REQUEST: Word for word, transcribe the lines below and drop the pictures.

DATA SUPPLIED:

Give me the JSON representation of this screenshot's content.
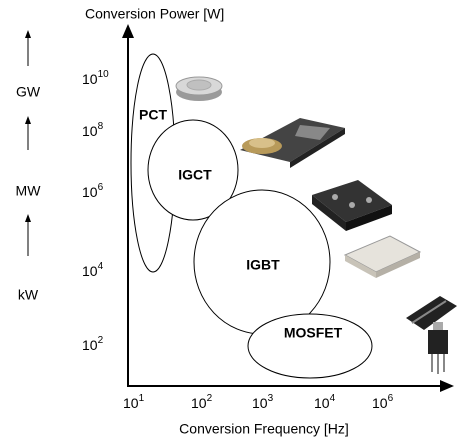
{
  "y_axis_title": "Conversion Power [W]",
  "x_axis_title": "Conversion Frequency  [Hz]",
  "power_units": [
    "GW",
    "MW",
    "kW"
  ],
  "y_ticks": [
    {
      "base": "10",
      "exponent": "10"
    },
    {
      "base": "10",
      "exponent": "8"
    },
    {
      "base": "10",
      "exponent": "6"
    },
    {
      "base": "10",
      "exponent": "4"
    },
    {
      "base": "10",
      "exponent": "2"
    }
  ],
  "x_ticks": [
    {
      "base": "10",
      "exponent": "1"
    },
    {
      "base": "10",
      "exponent": "2"
    },
    {
      "base": "10",
      "exponent": "3"
    },
    {
      "base": "10",
      "exponent": "4"
    },
    {
      "base": "10",
      "exponent": "6"
    }
  ],
  "devices": [
    "PCT",
    "IGCT",
    "IGBT",
    "MOSFET"
  ]
}
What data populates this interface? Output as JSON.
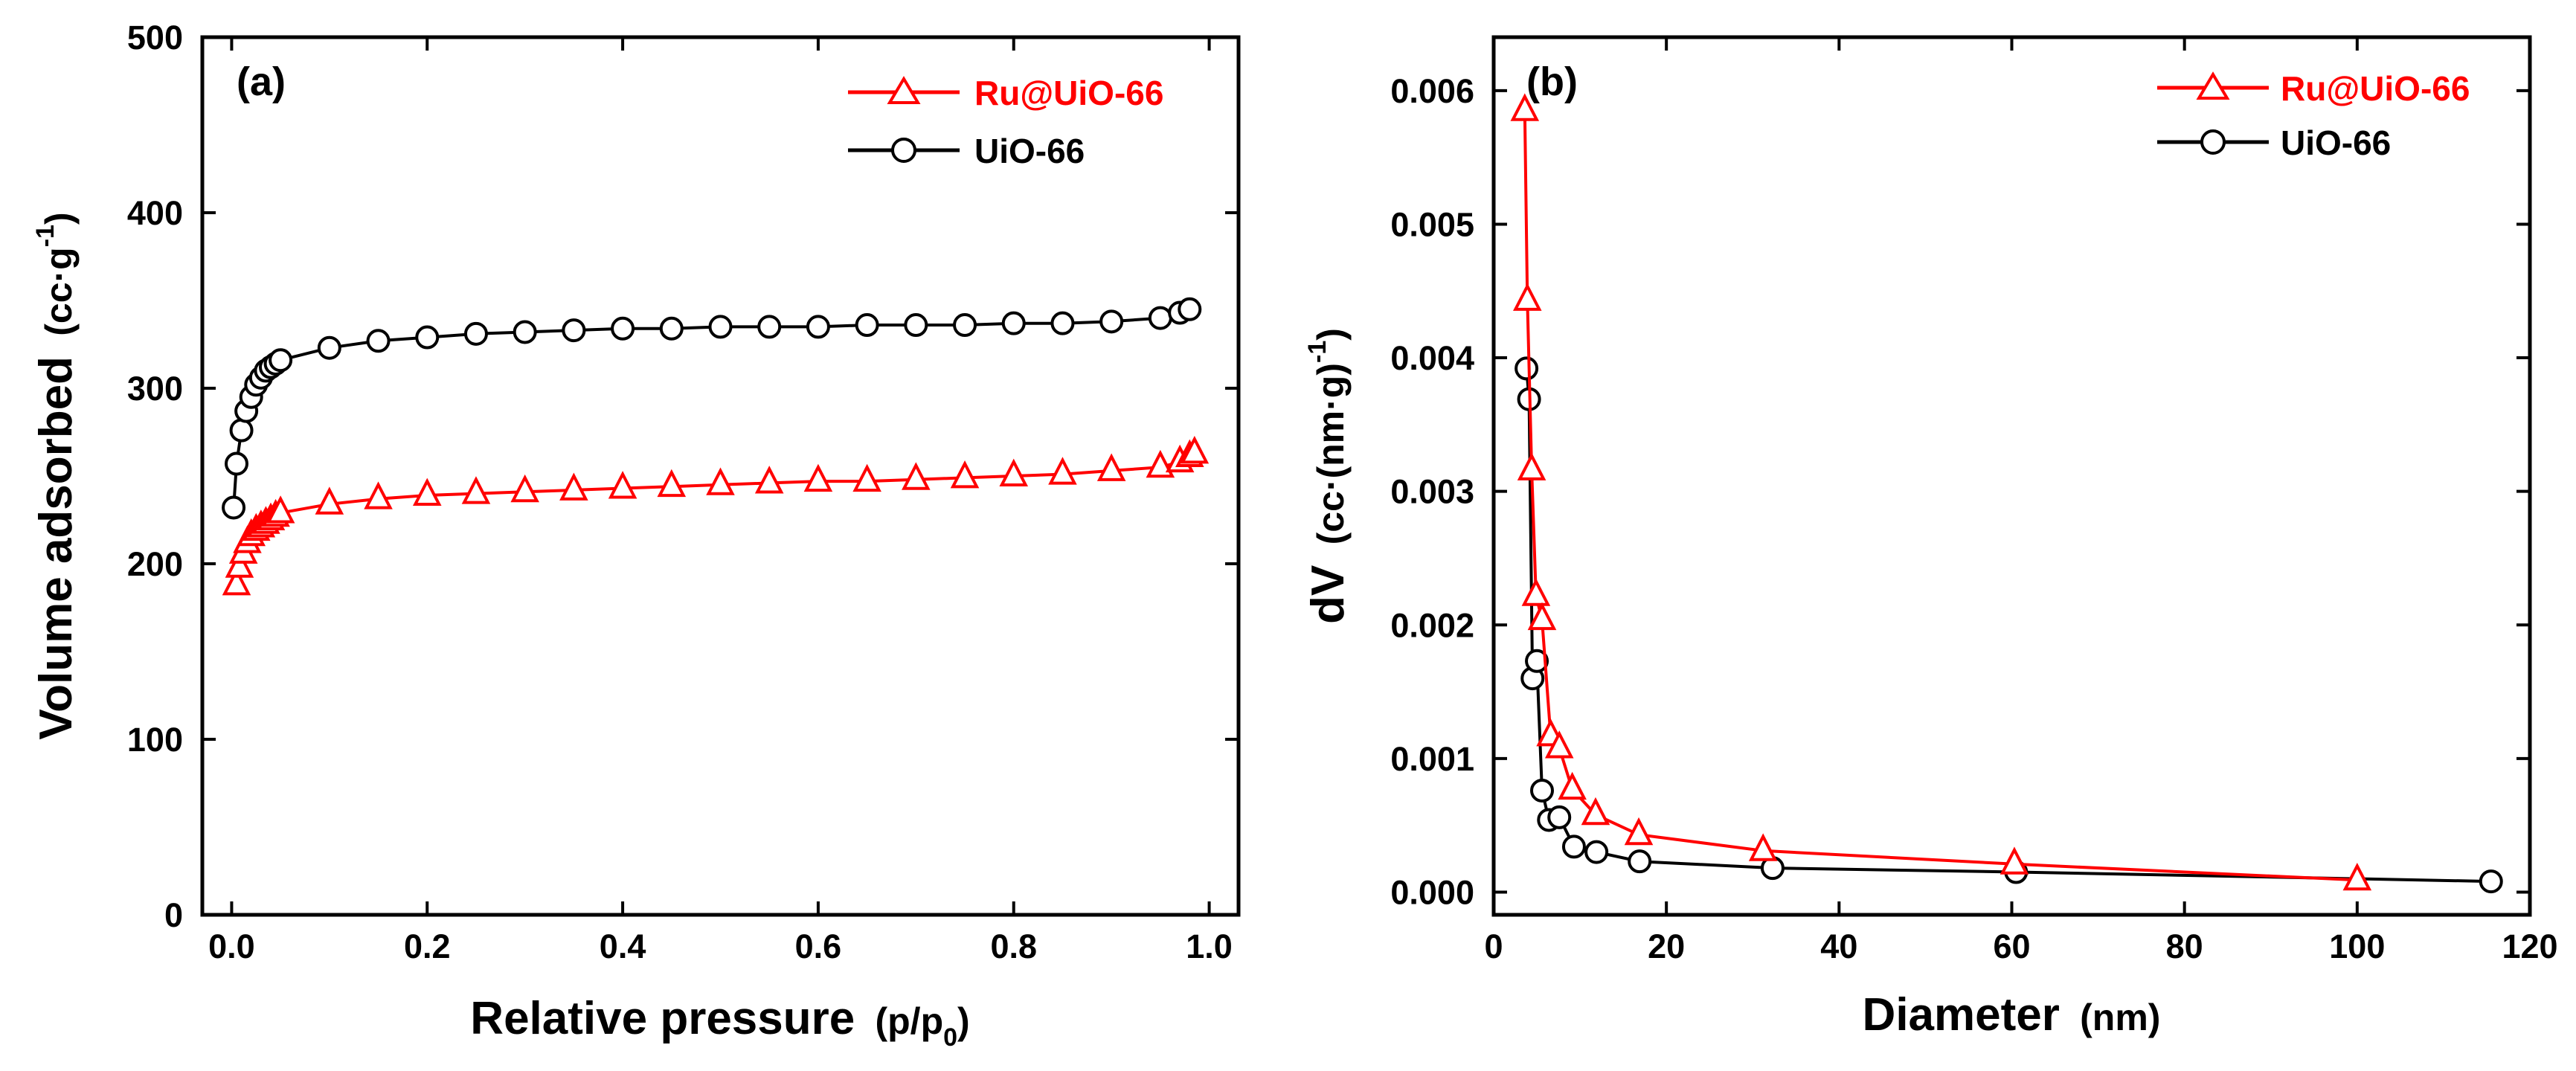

OUTPUT FOR THIS TASK:
Give me the JSON representation of this screenshot's content.
{
  "y_axis_title": "Conversion Power [W]",
  "x_axis_title": "Conversion Frequency  [Hz]",
  "power_units": [
    "GW",
    "MW",
    "kW"
  ],
  "y_ticks": [
    {
      "base": "10",
      "exponent": "10"
    },
    {
      "base": "10",
      "exponent": "8"
    },
    {
      "base": "10",
      "exponent": "6"
    },
    {
      "base": "10",
      "exponent": "4"
    },
    {
      "base": "10",
      "exponent": "2"
    }
  ],
  "x_ticks": [
    {
      "base": "10",
      "exponent": "1"
    },
    {
      "base": "10",
      "exponent": "2"
    },
    {
      "base": "10",
      "exponent": "3"
    },
    {
      "base": "10",
      "exponent": "4"
    },
    {
      "base": "10",
      "exponent": "6"
    }
  ],
  "devices": [
    "PCT",
    "IGCT",
    "IGBT",
    "MOSFET"
  ]
}
What data populates this interface? Output as JSON.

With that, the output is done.